→ **Consigna**
Copia el pasaje de la columna que va desde "Es un tema en" hasta "especial las pymes." y reemplaza en él "encuentro" por "reunión".

→ **Fragmento**
En lo esencial, son socios

Por: Carlos Heller

Columna de opinión.

La guerra del tomate: una frase impactante que tomó vuelo esta semana, pero que simplifica muchos temas que conviene desbrozar.

Se la ha utilizado para sintetizar el supuesto enfrentamiento entre los dirigentes de la UIA y los funcionarios del gobierno macrista, que se puede pensar que ha sido amplificado, principalmente en función de evitar hablar de los verdaderos problemas de la economía local (alza del dólar, inflación, dificultades con el empleo, de competitividad, entre otros). Si faltaba confirmación para esta proposición, se puede recurrir a la columna de Carlos Pagni (La Nación, 08.03.18): “Con una caída de 10 puntos en las encuestas, y en medio de una batalla antiinflacionaria que apuesta a la moderación de los aumentos salariales, (el gobierno) confía en que la puja retórica con la UIA neutralice el prejuicio que más lastima al Presidente: «Gobierna para los ricos»”. Idéntica idea adjudicó Marcelo Bonelli a Durán Barba (Clarín, 09.03.18).

Es un tema en constante evolución, y al cierre de esta columna se sostenía que en el próximo encuentro de mañana entre el gobierno y la UIA, el primero solicitaría «encapsular» al diputado massista José de Mendiguren. El citado legislador salió rápidamente a contestar y afirmó que «pueden encapsular cualquier cosa, menos la realidad», además de sostener que «el problema no son las diferencias o el cruce de palabras entre dirigentes de la UIA y funcionarios; el problema es que no tenemos política industrial». En esta frase, el dirigente no llega al tema esencial: la falta de política industrial es una decisión primordial del modelo, el del Estado «canchero», el que liberaliza importaciones, y por distintas vías amplía los problemas que recaen sobre las industrias, en especial las pymes.

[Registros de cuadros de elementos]
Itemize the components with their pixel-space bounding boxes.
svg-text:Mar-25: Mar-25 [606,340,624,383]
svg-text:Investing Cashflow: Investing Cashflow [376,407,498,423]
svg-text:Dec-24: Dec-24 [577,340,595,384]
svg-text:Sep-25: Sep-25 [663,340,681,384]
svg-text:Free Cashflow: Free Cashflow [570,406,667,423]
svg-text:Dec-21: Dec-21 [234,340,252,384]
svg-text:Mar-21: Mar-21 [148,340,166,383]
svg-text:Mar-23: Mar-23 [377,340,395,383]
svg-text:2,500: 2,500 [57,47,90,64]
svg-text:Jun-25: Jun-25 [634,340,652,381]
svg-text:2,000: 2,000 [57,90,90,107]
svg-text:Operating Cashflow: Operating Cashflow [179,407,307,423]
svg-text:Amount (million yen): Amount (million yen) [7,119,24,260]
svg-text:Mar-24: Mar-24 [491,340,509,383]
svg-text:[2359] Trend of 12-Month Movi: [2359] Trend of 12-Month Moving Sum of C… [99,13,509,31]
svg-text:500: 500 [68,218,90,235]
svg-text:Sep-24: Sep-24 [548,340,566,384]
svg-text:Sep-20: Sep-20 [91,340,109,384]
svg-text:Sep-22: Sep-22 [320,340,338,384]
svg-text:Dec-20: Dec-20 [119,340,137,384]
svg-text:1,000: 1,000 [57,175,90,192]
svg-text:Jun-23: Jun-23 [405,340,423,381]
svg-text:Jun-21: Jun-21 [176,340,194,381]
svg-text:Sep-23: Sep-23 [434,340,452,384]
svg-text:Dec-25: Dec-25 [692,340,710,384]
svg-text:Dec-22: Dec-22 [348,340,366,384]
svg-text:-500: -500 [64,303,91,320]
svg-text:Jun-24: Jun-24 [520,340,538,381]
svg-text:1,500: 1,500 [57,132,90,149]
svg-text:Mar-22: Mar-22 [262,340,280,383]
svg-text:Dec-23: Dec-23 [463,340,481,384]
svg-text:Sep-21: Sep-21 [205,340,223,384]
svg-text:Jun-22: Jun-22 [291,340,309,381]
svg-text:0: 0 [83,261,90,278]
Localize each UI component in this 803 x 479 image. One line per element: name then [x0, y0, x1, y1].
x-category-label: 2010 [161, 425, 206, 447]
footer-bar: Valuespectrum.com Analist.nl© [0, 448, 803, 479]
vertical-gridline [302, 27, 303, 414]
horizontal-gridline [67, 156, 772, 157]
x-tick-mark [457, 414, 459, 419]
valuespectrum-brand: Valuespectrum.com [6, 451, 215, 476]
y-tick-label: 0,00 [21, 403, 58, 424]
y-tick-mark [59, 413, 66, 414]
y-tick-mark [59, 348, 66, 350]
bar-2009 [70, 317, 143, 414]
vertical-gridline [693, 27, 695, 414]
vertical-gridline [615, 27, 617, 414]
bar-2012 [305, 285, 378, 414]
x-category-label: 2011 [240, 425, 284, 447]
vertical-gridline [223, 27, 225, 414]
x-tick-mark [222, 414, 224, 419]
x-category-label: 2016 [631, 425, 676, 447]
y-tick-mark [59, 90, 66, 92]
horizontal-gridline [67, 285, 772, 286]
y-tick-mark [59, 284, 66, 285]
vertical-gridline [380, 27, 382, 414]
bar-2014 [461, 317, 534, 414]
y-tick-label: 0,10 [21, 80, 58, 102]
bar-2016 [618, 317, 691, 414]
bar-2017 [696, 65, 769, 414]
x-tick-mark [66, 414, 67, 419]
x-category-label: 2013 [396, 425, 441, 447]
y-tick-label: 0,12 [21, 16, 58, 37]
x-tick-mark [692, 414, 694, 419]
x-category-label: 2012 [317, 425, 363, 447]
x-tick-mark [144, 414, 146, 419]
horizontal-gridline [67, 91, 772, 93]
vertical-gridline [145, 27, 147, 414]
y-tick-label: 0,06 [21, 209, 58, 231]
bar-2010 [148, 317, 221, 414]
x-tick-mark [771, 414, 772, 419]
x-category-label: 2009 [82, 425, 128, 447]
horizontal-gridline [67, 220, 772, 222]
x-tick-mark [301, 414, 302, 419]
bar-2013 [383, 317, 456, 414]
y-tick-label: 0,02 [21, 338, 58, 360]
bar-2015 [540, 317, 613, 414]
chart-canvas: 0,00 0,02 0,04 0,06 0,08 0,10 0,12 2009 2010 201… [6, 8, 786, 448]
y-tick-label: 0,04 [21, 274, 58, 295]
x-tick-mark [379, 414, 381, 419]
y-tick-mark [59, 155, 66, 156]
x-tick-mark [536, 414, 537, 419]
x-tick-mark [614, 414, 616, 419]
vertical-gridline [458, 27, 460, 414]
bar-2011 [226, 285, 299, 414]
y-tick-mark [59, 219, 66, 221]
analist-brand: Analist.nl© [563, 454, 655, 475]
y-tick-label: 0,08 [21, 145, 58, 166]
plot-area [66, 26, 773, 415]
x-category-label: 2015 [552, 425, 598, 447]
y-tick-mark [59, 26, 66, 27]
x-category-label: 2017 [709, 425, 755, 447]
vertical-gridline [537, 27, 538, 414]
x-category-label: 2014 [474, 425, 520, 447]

→ **Respuesta**
Es un tema en constante evolución, y al cierre de esta columna se sostenía que en el próximo reunión de mañana entre el gobierno y la UIA, el primero solicitaría «encapsular» al diputado massista José de Mendiguren. El citado legislador salió rápidamente a contestar y afirmó que «pueden encapsular cualquier cosa, menos la realidad», además de sostener que «el problema no son las diferencias o el cruce de palabras entre dirigentes de la UIA y funcionarios; el problema es que no tenemos política industrial». En esta frase, el dirigente no llega al tema esencial: la falta de política industrial es una decisión primordial del modelo, el del Estado «canchero», el que liberaliza importaciones, y por distintas vías amplía los problemas que recaen sobre las industrias, en especial las pymes.